(Dataset excerpts)
================
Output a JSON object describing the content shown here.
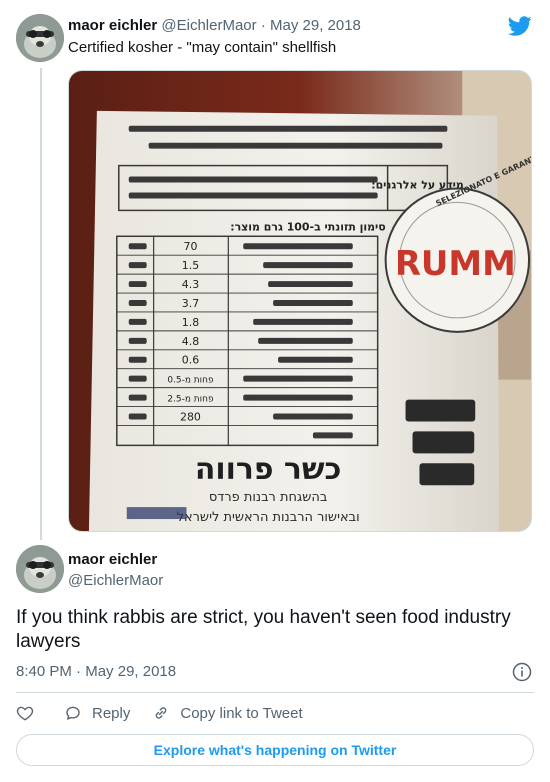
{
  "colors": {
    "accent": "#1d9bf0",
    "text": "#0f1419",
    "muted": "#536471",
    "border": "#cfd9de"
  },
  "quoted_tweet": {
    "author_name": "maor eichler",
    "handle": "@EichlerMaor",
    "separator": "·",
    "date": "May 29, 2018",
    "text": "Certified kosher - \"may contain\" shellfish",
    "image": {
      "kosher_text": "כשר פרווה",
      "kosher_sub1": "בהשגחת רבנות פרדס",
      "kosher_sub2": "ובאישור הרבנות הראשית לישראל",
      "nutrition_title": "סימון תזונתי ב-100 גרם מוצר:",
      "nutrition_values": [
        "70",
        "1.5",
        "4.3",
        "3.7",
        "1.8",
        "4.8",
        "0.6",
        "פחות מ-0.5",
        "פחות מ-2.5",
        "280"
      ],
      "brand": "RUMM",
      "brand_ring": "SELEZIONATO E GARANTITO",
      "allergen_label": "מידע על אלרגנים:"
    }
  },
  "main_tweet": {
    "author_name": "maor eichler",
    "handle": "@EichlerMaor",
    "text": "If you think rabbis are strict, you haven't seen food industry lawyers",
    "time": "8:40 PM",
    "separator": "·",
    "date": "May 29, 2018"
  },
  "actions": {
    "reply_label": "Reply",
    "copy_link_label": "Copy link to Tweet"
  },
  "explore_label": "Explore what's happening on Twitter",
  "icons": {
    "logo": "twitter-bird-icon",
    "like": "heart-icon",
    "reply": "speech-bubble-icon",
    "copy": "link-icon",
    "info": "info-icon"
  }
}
================
__EXERCISE BRIEF__
Without including any pictures, print all of the material exactly as given.

__CORRECT RESPONSE__
Output a JSON object describing the content shown here.
{
  "colors": {
    "accent": "#1d9bf0",
    "text": "#0f1419",
    "muted": "#536471",
    "border": "#cfd9de"
  },
  "quoted_tweet": {
    "author_name": "maor eichler",
    "handle": "@EichlerMaor",
    "separator": "·",
    "date": "May 29, 2018",
    "text": "Certified kosher - \"may contain\" shellfish",
    "image": {
      "kosher_text": "כשר פרווה",
      "kosher_sub1": "בהשגחת רבנות פרדס",
      "kosher_sub2": "ובאישור הרבנות הראשית לישראל",
      "nutrition_title": "סימון תזונתי ב-100 גרם מוצר:",
      "nutrition_values": [
        "70",
        "1.5",
        "4.3",
        "3.7",
        "1.8",
        "4.8",
        "0.6",
        "פחות מ-0.5",
        "פחות מ-2.5",
        "280"
      ],
      "brand": "RUMM",
      "brand_ring": "SELEZIONATO E GARANTITO",
      "allergen_label": "מידע על אלרגנים:"
    }
  },
  "main_tweet": {
    "author_name": "maor eichler",
    "handle": "@EichlerMaor",
    "text": "If you think rabbis are strict, you haven't seen food industry lawyers",
    "time": "8:40 PM",
    "separator": "·",
    "date": "May 29, 2018"
  },
  "actions": {
    "reply_label": "Reply",
    "copy_link_label": "Copy link to Tweet"
  },
  "explore_label": "Explore what's happening on Twitter",
  "icons": {
    "logo": "twitter-bird-icon",
    "like": "heart-icon",
    "reply": "speech-bubble-icon",
    "copy": "link-icon",
    "info": "info-icon"
  }
}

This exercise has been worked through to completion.